▸ **Job**:
Extract every line that contains the string "icon".

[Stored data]
──────────────────────────────
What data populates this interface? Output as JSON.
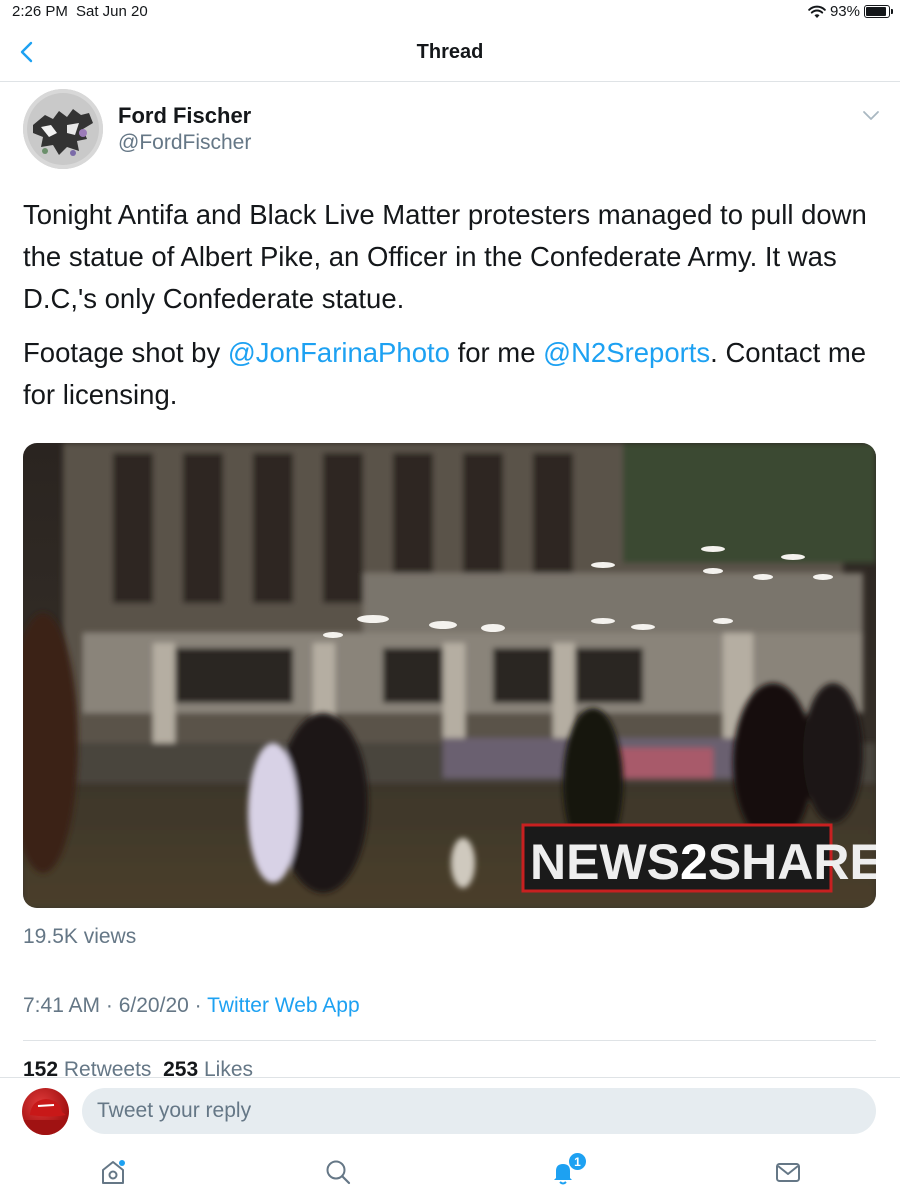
{
  "status_bar": {
    "time": "2:26 PM",
    "date": "Sat Jun 20",
    "battery": "93%",
    "battery_level": 0.93
  },
  "nav": {
    "title": "Thread",
    "back_icon": "chevron-left-icon"
  },
  "tweet": {
    "author_name": "Ford Fischer",
    "author_handle": "@FordFischer",
    "text_paragraph_1": "Tonight Antifa and Black Live Matter protesters managed to pull down the statue of Albert Pike, an Officer in the Confederate Army. It was D.C,'s only Confederate statue.",
    "text_paragraph_2": {
      "prefix": "Footage shot by ",
      "mention_1": "@JonFarinaPhoto",
      "middle": " for me ",
      "mention_2": "@N2Sreports",
      "suffix": ". Contact me for licensing."
    },
    "video_watermark": {
      "part_1": "NEWS",
      "part_2": "2",
      "part_3": "SHARE"
    },
    "views": "19.5K views",
    "time": "7:41 AM",
    "date": "6/20/20",
    "separator": " · ",
    "source": "Twitter Web App",
    "retweets_count": "152",
    "retweets_label": "Retweets",
    "likes_count": "253",
    "likes_label": "Likes"
  },
  "reply": {
    "placeholder": "Tweet your reply"
  },
  "tab_bar": {
    "items": [
      {
        "icon": "home-icon"
      },
      {
        "icon": "search-icon"
      },
      {
        "icon": "notifications-icon",
        "badge": "1"
      },
      {
        "icon": "messages-icon"
      }
    ]
  },
  "colors": {
    "accent": "#1da1f2",
    "text": "#14171a",
    "secondary_text": "#657786",
    "divider": "#dfe3e6"
  }
}
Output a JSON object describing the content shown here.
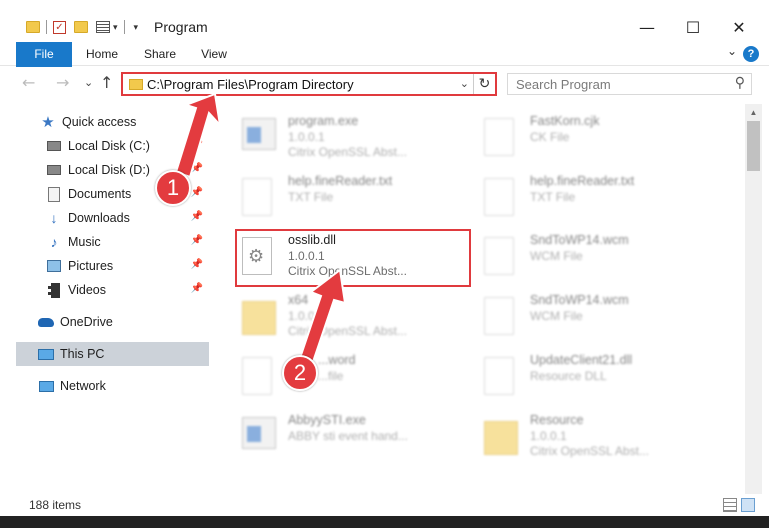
──────────────────────────────
▸ **Answer**:
    "back_icon": "chevron-left-icon"
        "icon": "home-icon"
        "icon": "search-icon"
        "icon": "notifications-icon",
        "icon": "messages-icon"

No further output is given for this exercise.